**Instructions to follow**
A single number is the answer here: how many lines of the entries contain "специальные"?

*** Provided entries ***

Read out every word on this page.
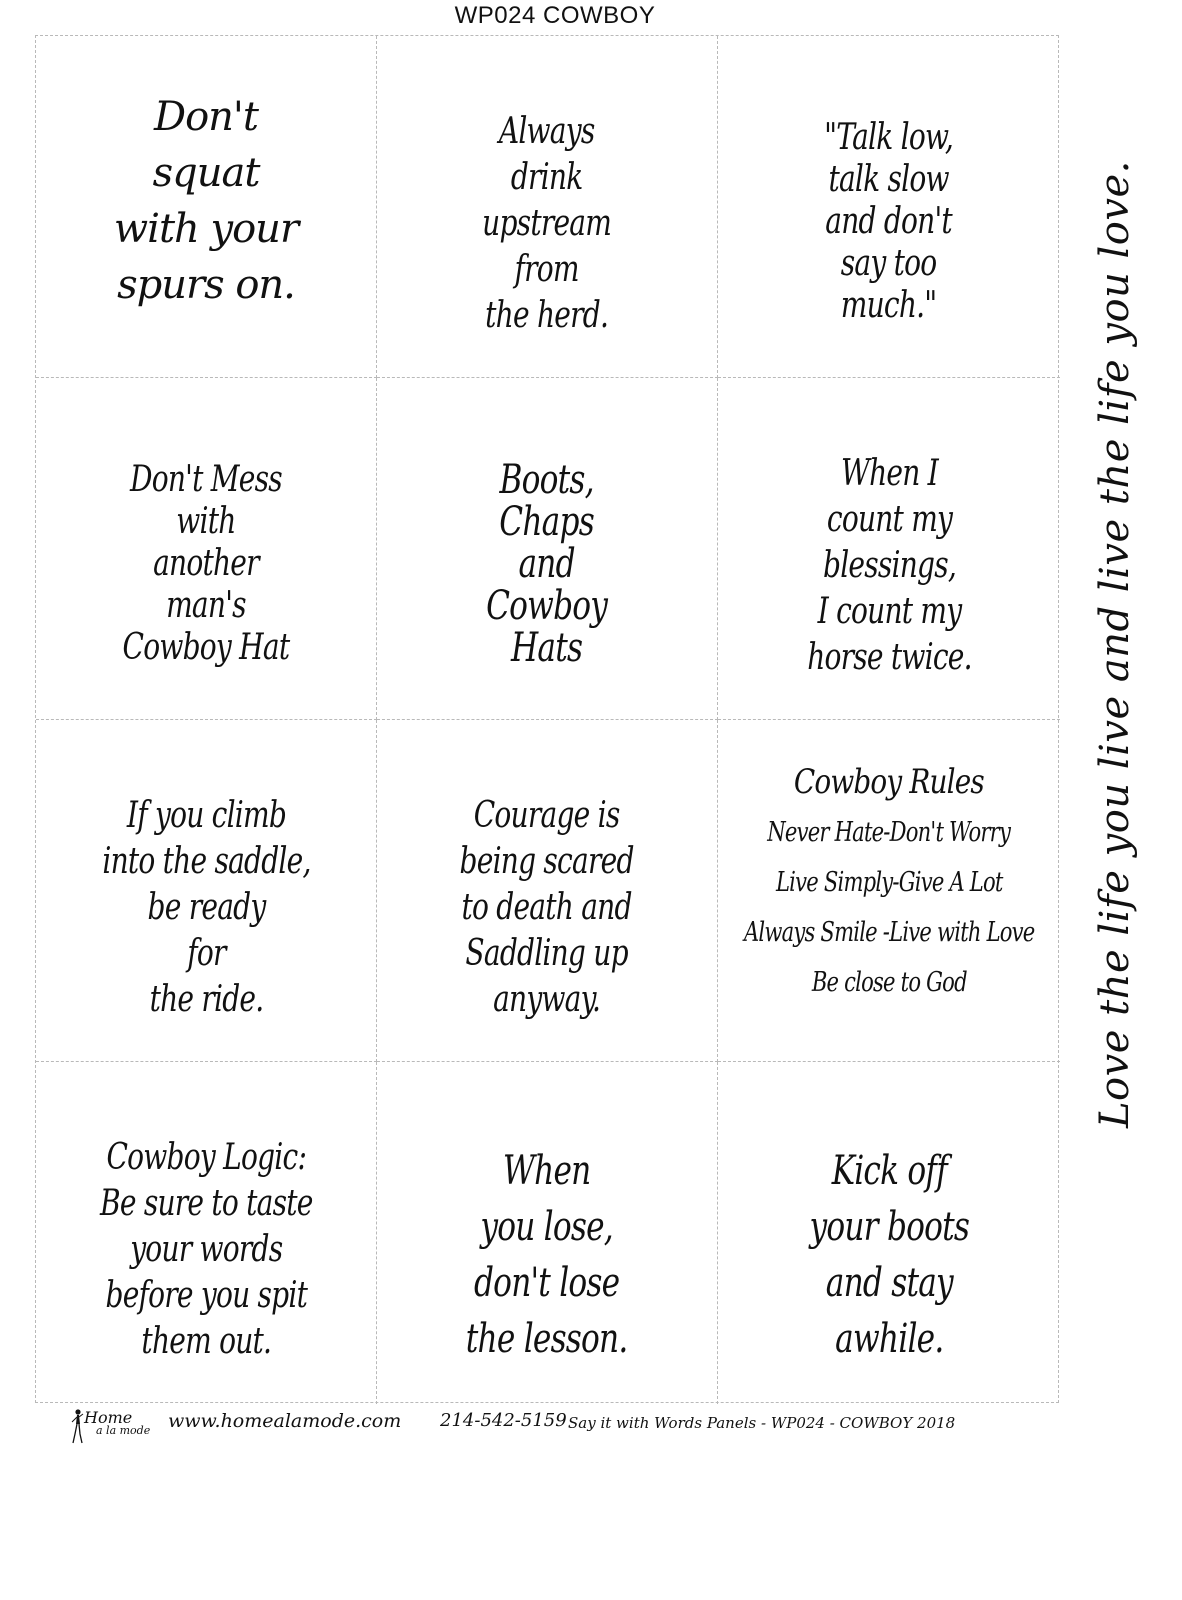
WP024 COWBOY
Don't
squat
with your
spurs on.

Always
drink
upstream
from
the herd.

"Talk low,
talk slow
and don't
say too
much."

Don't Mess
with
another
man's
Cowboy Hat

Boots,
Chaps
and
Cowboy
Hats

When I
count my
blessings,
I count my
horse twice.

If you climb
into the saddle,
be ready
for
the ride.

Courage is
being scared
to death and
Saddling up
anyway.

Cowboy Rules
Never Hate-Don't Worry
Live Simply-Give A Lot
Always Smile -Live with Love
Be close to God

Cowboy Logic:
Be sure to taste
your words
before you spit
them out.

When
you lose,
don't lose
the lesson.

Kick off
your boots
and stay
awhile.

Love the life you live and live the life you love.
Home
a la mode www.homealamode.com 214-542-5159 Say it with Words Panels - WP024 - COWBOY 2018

***
*** Provided entries ***

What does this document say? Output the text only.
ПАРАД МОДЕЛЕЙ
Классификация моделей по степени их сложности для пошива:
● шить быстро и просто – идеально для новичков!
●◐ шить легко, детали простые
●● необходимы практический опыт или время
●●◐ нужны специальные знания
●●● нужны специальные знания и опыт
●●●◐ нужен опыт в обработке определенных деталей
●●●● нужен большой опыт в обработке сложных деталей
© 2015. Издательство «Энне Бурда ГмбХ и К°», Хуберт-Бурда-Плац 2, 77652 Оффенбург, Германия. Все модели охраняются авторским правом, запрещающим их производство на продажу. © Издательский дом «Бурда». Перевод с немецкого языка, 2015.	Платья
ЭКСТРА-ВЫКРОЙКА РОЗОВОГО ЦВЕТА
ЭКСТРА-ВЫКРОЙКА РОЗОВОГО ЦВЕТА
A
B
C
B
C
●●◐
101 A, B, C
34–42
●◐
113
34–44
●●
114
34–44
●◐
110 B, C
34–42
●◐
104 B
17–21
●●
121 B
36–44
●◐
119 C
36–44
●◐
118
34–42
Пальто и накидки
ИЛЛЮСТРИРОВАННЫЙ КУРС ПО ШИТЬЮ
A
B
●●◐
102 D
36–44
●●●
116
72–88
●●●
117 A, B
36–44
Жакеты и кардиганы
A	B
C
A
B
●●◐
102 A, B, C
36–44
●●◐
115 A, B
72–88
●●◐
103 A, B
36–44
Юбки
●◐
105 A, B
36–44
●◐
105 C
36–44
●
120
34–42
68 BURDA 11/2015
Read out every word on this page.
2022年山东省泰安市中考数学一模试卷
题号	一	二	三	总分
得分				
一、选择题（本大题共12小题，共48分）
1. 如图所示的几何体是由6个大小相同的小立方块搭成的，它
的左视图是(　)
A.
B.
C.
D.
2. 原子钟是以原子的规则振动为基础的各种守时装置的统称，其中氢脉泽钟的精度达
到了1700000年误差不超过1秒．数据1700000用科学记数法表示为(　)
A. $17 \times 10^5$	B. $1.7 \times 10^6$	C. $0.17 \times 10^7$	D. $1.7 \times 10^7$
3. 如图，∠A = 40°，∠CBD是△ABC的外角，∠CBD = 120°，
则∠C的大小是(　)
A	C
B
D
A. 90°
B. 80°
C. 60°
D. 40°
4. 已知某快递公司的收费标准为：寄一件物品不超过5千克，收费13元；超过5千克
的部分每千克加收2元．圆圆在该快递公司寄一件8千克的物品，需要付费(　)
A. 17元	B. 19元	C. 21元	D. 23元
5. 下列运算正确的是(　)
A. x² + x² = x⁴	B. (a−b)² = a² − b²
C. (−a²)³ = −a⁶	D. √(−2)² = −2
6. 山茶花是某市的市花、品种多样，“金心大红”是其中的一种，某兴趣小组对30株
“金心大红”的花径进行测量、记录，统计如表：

***

**Expected answer**
2